# GOAL
Copy each line in which the string "WARNING" occurs.

Data entries
..........
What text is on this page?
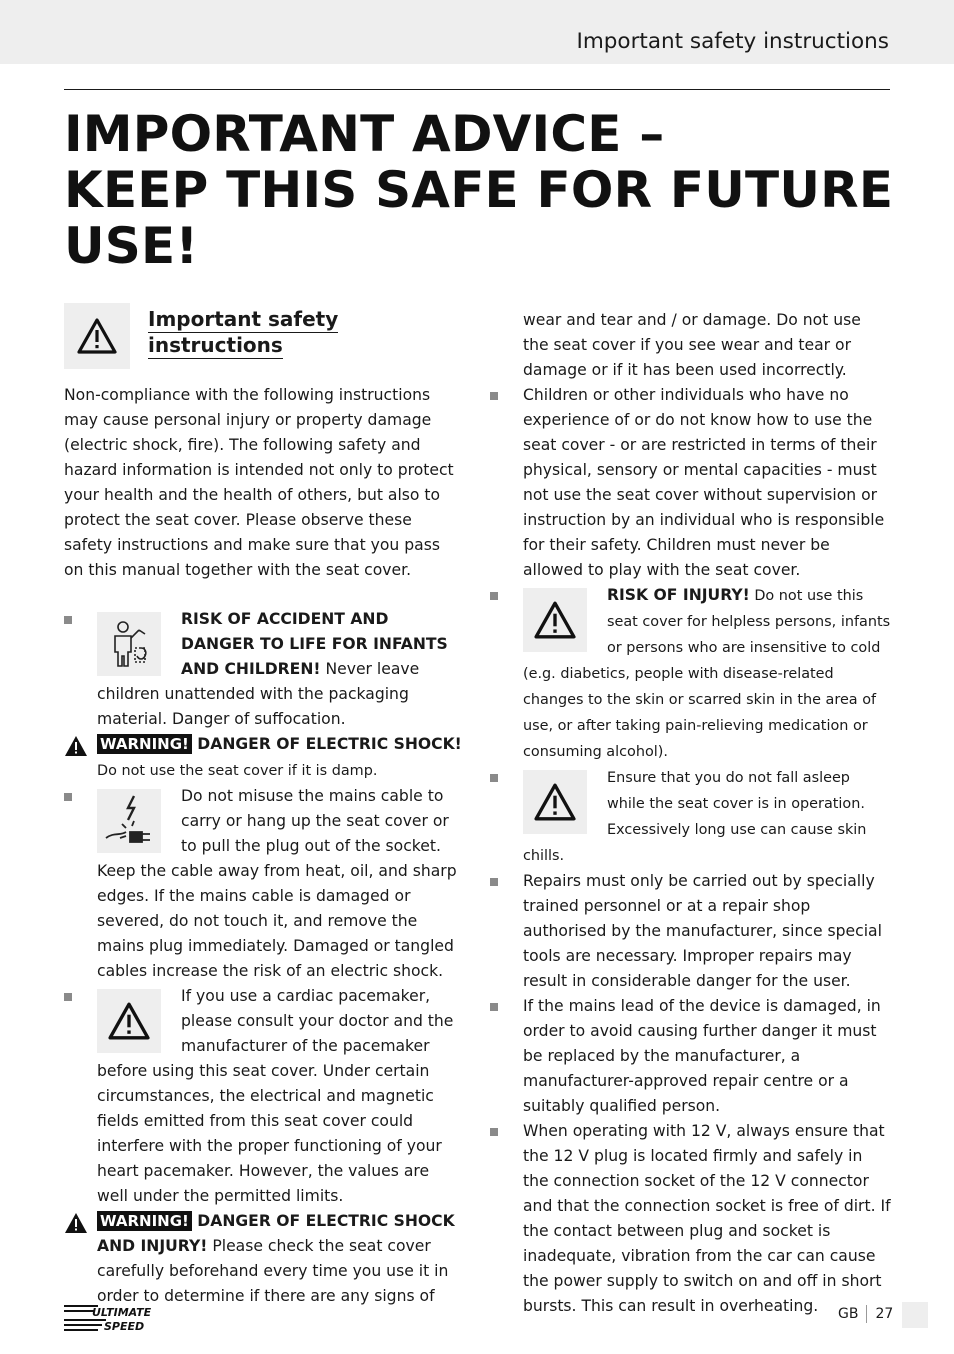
Important safety instructions
IMPORTANT ADVICE –
KEEP THIS SAFE FOR FUTURE
USE!
Important safety
instructions

Non-compliance with the following instructions may cause personal injury or property damage (electric shock, fire). The following safety and hazard information is intended not only to protect your health and the health of others, but also to protect the seat cover. Please observe these safety instructions and make sure that you pass on this manual together with the seat cover.

RISK OF ACCIDENT AND DANGER TO LIFE FOR INFANTS AND CHILDREN! Never leave children unattended with the packaging material. Danger of suffocation.
WARNING! DANGER OF ELECTRIC SHOCK! Do not use the seat cover if it is damp.
Do not misuse the mains cable to carry or hang up the seat cover or to pull the plug out of the socket. Keep the cable away from heat, oil, and sharp edges. If the mains cable is damaged or severed, do not touch it, and remove the mains plug immediately. Damaged or tangled cables increase the risk of an electric shock.
If you use a cardiac pacemaker, please consult your doctor and the manufacturer of the pacemaker before using this seat cover. Under certain circumstances, the electrical and magnetic fields emitted from this seat cover could interfere with the proper functioning of your heart pacemaker. However, the values are well under the permitted limits.
WARNING! DANGER OF ELECTRIC SHOCK AND INJURY! Please check the seat cover carefully beforehand every time you use it in order to determine if there are any signs of

wear and tear and / or damage. Do not use the seat cover if you see wear and tear or damage or if it has been used incorrectly.

Children or other individuals who have no experience of or do not know how to use the seat cover - or are restricted in terms of their physical, sensory or mental capacities - must not use the seat cover without supervision or instruction by an individual who is responsible for their safety. Children must never be allowed to play with the seat cover.
RISK OF INJURY! Do not use this seat cover for helpless persons, infants or persons who are insensitive to cold (e.g. diabetics, people with disease-related changes to the skin or scarred skin in the area of use, or after taking pain-relieving medication or consuming alcohol).
Ensure that you do not fall asleep while the seat cover is in operation. Excessively long use can cause skin chills.
Repairs must only be carried out by specially trained personnel or at a repair shop authorised by the manufacturer, since special tools are necessary. Improper repairs may result in considerable danger for the user.
If the mains lead of the device is damaged, in order to avoid causing further danger it must be replaced by the manufacturer, a manufacturer-approved repair centre or a suitably qualified person.
When operating with 12 V, always ensure that the 12 V plug is located firmly and safely in the connection socket of the 12 V connector and that the connection socket is free of dirt. If the contact between plug and socket is inadequate, vibration from the car can cause the power supply to switch on and off in short bursts. This can result in overheating.
ULTIMATE
SPEED
GB 27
..........
# FINISHED ANSWER
WARNING! DANGER OF ELECTRIC SHOCK! Do not use the seat cover if it is damp.
WARNING! DANGER OF ELECTRIC SHOCK AND INJURY! Please check the seat cover carefully beforehand every time you use it in order to determine if there are any signs of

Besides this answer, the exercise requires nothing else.